[START EXTRACTED INFORMATION]

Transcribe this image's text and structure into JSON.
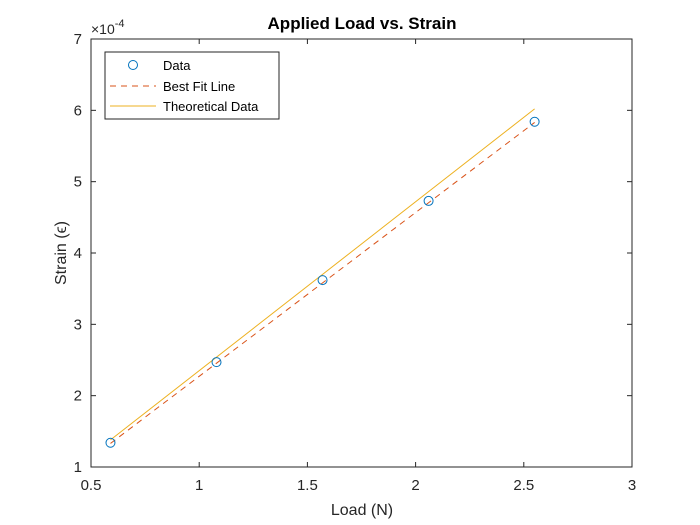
{
  "chart_data": {
    "type": "line",
    "title": "Applied Load vs. Strain",
    "xlabel": "Load (N)",
    "ylabel": "Strain (ϵ)",
    "y_multiplier": "×10",
    "y_exponent": "-4",
    "xlim": [
      0.5,
      3
    ],
    "ylim": [
      1,
      7
    ],
    "xticks": [
      "0.5",
      "1",
      "1.5",
      "2",
      "2.5",
      "3"
    ],
    "yticks": [
      "1",
      "2",
      "3",
      "4",
      "5",
      "6",
      "7"
    ],
    "grid": false,
    "legend_position": "top-left",
    "series": [
      {
        "name": "Data",
        "style": "markers",
        "marker": "circle",
        "color": "#0072BD",
        "x": [
          0.59,
          1.08,
          1.57,
          2.06,
          2.55
        ],
        "y": [
          1.34,
          2.47,
          3.62,
          4.73,
          5.84
        ]
      },
      {
        "name": "Best Fit Line",
        "style": "dashed",
        "color": "#D95319",
        "x": [
          0.59,
          2.55
        ],
        "y": [
          1.33,
          5.83
        ]
      },
      {
        "name": "Theoretical Data",
        "style": "solid",
        "color": "#EDB120",
        "x": [
          0.59,
          2.55
        ],
        "y": [
          1.38,
          6.02
        ]
      }
    ]
  }
}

[END EXTRACTED INFORMATION]

• STATED GOAL:
Look through the material above and work out how many of its lines contain "color". State the number only.

• REPLY TO THE TASK:
3